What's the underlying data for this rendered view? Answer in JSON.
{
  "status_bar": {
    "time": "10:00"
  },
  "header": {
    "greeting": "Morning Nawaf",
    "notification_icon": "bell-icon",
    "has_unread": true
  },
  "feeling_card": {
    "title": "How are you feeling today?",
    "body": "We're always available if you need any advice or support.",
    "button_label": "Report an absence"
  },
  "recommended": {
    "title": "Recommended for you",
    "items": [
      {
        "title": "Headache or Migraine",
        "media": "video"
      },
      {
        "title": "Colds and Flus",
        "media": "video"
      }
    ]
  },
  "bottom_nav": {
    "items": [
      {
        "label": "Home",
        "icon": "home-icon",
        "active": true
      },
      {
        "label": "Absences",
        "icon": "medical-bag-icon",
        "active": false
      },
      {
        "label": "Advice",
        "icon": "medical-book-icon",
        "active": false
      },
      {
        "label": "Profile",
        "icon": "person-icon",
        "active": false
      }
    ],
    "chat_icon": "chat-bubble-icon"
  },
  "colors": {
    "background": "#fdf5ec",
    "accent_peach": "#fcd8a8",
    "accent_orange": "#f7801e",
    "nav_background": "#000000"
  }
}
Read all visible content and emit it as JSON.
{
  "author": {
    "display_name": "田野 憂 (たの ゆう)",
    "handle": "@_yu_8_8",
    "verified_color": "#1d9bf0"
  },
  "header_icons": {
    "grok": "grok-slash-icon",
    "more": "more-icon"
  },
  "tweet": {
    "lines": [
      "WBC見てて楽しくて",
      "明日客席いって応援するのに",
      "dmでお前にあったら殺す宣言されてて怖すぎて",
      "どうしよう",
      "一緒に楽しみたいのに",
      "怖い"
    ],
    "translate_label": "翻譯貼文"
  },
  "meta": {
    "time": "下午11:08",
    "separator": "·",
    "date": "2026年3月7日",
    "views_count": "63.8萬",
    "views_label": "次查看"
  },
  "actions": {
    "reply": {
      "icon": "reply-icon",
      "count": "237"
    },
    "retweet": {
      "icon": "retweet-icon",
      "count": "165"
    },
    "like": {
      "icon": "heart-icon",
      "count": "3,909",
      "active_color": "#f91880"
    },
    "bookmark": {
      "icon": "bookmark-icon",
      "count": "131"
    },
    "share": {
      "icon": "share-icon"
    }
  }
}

....

The request:
Every line above needs to be retyped exactly.

Result:
What's the underlying data for this rendered view? Answer in JSON.
{
  "status_bar": {
    "time": "10:00"
  },
  "header": {
    "greeting": "Morning Nawaf",
    "notification_icon": "bell-icon",
    "has_unread": true
  },
  "feeling_card": {
    "title": "How are you feeling today?",
    "body": "We're always available if you need any advice or support.",
    "button_label": "Report an absence"
  },
  "recommended": {
    "title": "Recommended for you",
    "items": [
      {
        "title": "Headache or Migraine",
        "media": "video"
      },
      {
        "title": "Colds and Flus",
        "media": "video"
      }
    ]
  },
  "bottom_nav": {
    "items": [
      {
        "label": "Home",
        "icon": "home-icon",
        "active": true
      },
      {
        "label": "Absences",
        "icon": "medical-bag-icon",
        "active": false
      },
      {
        "label": "Advice",
        "icon": "medical-book-icon",
        "active": false
      },
      {
        "label": "Profile",
        "icon": "person-icon",
        "active": false
      }
    ],
    "chat_icon": "chat-bubble-icon"
  },
  "colors": {
    "background": "#fdf5ec",
    "accent_peach": "#fcd8a8",
    "accent_orange": "#f7801e",
    "nav_background": "#000000"
  }
}
Read all visible content and emit it as JSON.
{
  "author": {
    "display_name": "田野 憂 (たの ゆう)",
    "handle": "@_yu_8_8",
    "verified_color": "#1d9bf0"
  },
  "header_icons": {
    "grok": "grok-slash-icon",
    "more": "more-icon"
  },
  "tweet": {
    "lines": [
      "WBC見てて楽しくて",
      "明日客席いって応援するのに",
      "dmでお前にあったら殺す宣言されてて怖すぎて",
      "どうしよう",
      "一緒に楽しみたいのに",
      "怖い"
    ],
    "translate_label": "翻譯貼文"
  },
  "meta": {
    "time": "下午11:08",
    "separator": "·",
    "date": "2026年3月7日",
    "views_count": "63.8萬",
    "views_label": "次查看"
  },
  "actions": {
    "reply": {
      "icon": "reply-icon",
      "count": "237"
    },
    "retweet": {
      "icon": "retweet-icon",
      "count": "165"
    },
    "like": {
      "icon": "heart-icon",
      "count": "3,909",
      "active_color": "#f91880"
    },
    "bookmark": {
      "icon": "bookmark-icon",
      "count": "131"
    },
    "share": {
      "icon": "share-icon"
    }
  }
}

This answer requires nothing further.